WRITTEN INSTRUCTION: Transcribe the records that follow in their entirety, omitting any pictures.

DATA FOR PROCESSING:

□ □ □ □ □ □ □

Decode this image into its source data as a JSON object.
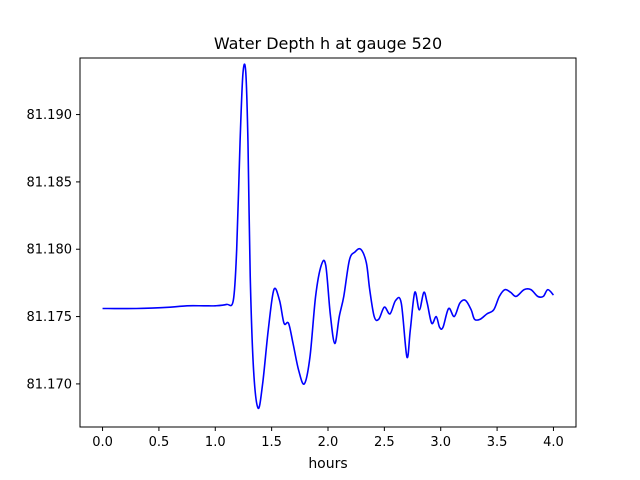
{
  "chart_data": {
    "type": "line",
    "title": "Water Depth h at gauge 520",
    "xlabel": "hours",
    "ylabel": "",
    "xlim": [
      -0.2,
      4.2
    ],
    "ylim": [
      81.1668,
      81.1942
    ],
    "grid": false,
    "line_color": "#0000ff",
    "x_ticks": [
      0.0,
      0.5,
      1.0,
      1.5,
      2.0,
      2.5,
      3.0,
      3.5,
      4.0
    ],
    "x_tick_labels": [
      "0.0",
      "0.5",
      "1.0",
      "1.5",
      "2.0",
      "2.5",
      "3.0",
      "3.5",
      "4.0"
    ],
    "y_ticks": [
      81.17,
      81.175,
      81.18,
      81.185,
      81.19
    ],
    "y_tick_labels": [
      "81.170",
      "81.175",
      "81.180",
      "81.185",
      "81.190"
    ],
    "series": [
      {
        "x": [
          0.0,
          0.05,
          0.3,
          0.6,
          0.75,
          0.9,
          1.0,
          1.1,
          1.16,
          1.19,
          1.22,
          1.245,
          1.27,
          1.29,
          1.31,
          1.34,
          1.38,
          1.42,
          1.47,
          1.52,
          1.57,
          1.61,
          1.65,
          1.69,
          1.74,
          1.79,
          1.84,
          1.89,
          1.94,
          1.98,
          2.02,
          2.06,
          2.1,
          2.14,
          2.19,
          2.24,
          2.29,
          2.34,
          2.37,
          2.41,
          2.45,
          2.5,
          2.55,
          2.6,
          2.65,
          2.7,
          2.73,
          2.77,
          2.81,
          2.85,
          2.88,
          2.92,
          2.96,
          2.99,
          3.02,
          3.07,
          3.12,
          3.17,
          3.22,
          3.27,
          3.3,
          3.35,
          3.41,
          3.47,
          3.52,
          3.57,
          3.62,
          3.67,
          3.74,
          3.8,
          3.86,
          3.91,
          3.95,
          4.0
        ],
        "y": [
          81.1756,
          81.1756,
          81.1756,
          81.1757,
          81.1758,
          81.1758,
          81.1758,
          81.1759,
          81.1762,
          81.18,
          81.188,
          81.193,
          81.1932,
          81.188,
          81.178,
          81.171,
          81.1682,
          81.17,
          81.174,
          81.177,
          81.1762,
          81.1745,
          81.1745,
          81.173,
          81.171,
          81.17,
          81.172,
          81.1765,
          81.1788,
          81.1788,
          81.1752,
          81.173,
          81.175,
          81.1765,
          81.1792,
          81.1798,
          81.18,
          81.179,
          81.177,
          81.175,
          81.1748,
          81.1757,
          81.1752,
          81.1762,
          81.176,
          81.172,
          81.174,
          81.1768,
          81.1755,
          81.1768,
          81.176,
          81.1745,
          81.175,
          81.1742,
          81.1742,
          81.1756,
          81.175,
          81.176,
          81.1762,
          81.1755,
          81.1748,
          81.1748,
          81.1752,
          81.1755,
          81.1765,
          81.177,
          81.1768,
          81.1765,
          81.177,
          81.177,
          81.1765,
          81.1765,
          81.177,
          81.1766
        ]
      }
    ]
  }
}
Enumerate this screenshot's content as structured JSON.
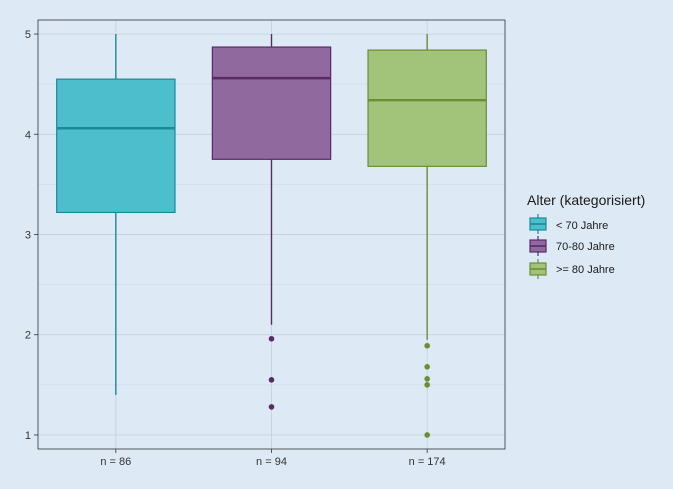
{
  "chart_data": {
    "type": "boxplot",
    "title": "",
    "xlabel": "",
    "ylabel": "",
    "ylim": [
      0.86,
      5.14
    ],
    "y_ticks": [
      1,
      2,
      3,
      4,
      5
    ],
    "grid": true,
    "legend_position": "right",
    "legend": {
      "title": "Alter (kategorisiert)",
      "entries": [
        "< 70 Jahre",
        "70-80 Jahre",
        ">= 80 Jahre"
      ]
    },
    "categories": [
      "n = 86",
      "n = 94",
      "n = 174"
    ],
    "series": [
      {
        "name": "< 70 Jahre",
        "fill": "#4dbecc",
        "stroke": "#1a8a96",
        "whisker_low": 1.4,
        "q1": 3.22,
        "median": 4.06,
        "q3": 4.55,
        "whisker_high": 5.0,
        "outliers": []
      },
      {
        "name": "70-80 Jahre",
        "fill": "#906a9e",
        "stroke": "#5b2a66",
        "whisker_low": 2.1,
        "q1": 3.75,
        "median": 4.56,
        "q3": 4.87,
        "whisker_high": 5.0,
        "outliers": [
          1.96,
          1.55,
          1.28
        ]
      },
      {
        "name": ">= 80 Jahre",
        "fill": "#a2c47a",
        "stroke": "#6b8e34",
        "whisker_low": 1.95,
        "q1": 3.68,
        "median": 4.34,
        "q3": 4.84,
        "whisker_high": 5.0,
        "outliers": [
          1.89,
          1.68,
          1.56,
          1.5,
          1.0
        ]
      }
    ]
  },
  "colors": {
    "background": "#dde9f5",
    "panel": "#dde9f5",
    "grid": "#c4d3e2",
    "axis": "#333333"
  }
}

□ □ □ □ □ □ □

CORRECT OUTPUT:
Decode this image into its source data as a JSON object.
{
  "chart_data": {
    "type": "line",
    "title": "Water Depth h at gauge 520",
    "xlabel": "hours",
    "ylabel": "",
    "xlim": [
      -0.2,
      4.2
    ],
    "ylim": [
      81.1668,
      81.1942
    ],
    "grid": false,
    "line_color": "#0000ff",
    "x_ticks": [
      0.0,
      0.5,
      1.0,
      1.5,
      2.0,
      2.5,
      3.0,
      3.5,
      4.0
    ],
    "x_tick_labels": [
      "0.0",
      "0.5",
      "1.0",
      "1.5",
      "2.0",
      "2.5",
      "3.0",
      "3.5",
      "4.0"
    ],
    "y_ticks": [
      81.17,
      81.175,
      81.18,
      81.185,
      81.19
    ],
    "y_tick_labels": [
      "81.170",
      "81.175",
      "81.180",
      "81.185",
      "81.190"
    ],
    "series": [
      {
        "x": [
          0.0,
          0.05,
          0.3,
          0.6,
          0.75,
          0.9,
          1.0,
          1.1,
          1.16,
          1.19,
          1.22,
          1.245,
          1.27,
          1.29,
          1.31,
          1.34,
          1.38,
          1.42,
          1.47,
          1.52,
          1.57,
          1.61,
          1.65,
          1.69,
          1.74,
          1.79,
          1.84,
          1.89,
          1.94,
          1.98,
          2.02,
          2.06,
          2.1,
          2.14,
          2.19,
          2.24,
          2.29,
          2.34,
          2.37,
          2.41,
          2.45,
          2.5,
          2.55,
          2.6,
          2.65,
          2.7,
          2.73,
          2.77,
          2.81,
          2.85,
          2.88,
          2.92,
          2.96,
          2.99,
          3.02,
          3.07,
          3.12,
          3.17,
          3.22,
          3.27,
          3.3,
          3.35,
          3.41,
          3.47,
          3.52,
          3.57,
          3.62,
          3.67,
          3.74,
          3.8,
          3.86,
          3.91,
          3.95,
          4.0
        ],
        "y": [
          81.1756,
          81.1756,
          81.1756,
          81.1757,
          81.1758,
          81.1758,
          81.1758,
          81.1759,
          81.1762,
          81.18,
          81.188,
          81.193,
          81.1932,
          81.188,
          81.178,
          81.171,
          81.1682,
          81.17,
          81.174,
          81.177,
          81.1762,
          81.1745,
          81.1745,
          81.173,
          81.171,
          81.17,
          81.172,
          81.1765,
          81.1788,
          81.1788,
          81.1752,
          81.173,
          81.175,
          81.1765,
          81.1792,
          81.1798,
          81.18,
          81.179,
          81.177,
          81.175,
          81.1748,
          81.1757,
          81.1752,
          81.1762,
          81.176,
          81.172,
          81.174,
          81.1768,
          81.1755,
          81.1768,
          81.176,
          81.1745,
          81.175,
          81.1742,
          81.1742,
          81.1756,
          81.175,
          81.176,
          81.1762,
          81.1755,
          81.1748,
          81.1748,
          81.1752,
          81.1755,
          81.1765,
          81.177,
          81.1768,
          81.1765,
          81.177,
          81.177,
          81.1765,
          81.1765,
          81.177,
          81.1766
        ]
      }
    ]
  }
}
Enumerate this screenshot's content as structured JSON.
{
  "chart_data": {
    "type": "boxplot",
    "title": "",
    "xlabel": "",
    "ylabel": "",
    "ylim": [
      0.86,
      5.14
    ],
    "y_ticks": [
      1,
      2,
      3,
      4,
      5
    ],
    "grid": true,
    "legend_position": "right",
    "legend": {
      "title": "Alter (kategorisiert)",
      "entries": [
        "< 70 Jahre",
        "70-80 Jahre",
        ">= 80 Jahre"
      ]
    },
    "categories": [
      "n = 86",
      "n = 94",
      "n = 174"
    ],
    "series": [
      {
        "name": "< 70 Jahre",
        "fill": "#4dbecc",
        "stroke": "#1a8a96",
        "whisker_low": 1.4,
        "q1": 3.22,
        "median": 4.06,
        "q3": 4.55,
        "whisker_high": 5.0,
        "outliers": []
      },
      {
        "name": "70-80 Jahre",
        "fill": "#906a9e",
        "stroke": "#5b2a66",
        "whisker_low": 2.1,
        "q1": 3.75,
        "median": 4.56,
        "q3": 4.87,
        "whisker_high": 5.0,
        "outliers": [
          1.96,
          1.55,
          1.28
        ]
      },
      {
        "name": ">= 80 Jahre",
        "fill": "#a2c47a",
        "stroke": "#6b8e34",
        "whisker_low": 1.95,
        "q1": 3.68,
        "median": 4.34,
        "q3": 4.84,
        "whisker_high": 5.0,
        "outliers": [
          1.89,
          1.68,
          1.56,
          1.5,
          1.0
        ]
      }
    ]
  },
  "colors": {
    "background": "#dde9f5",
    "panel": "#dde9f5",
    "grid": "#c4d3e2",
    "axis": "#333333"
  }
}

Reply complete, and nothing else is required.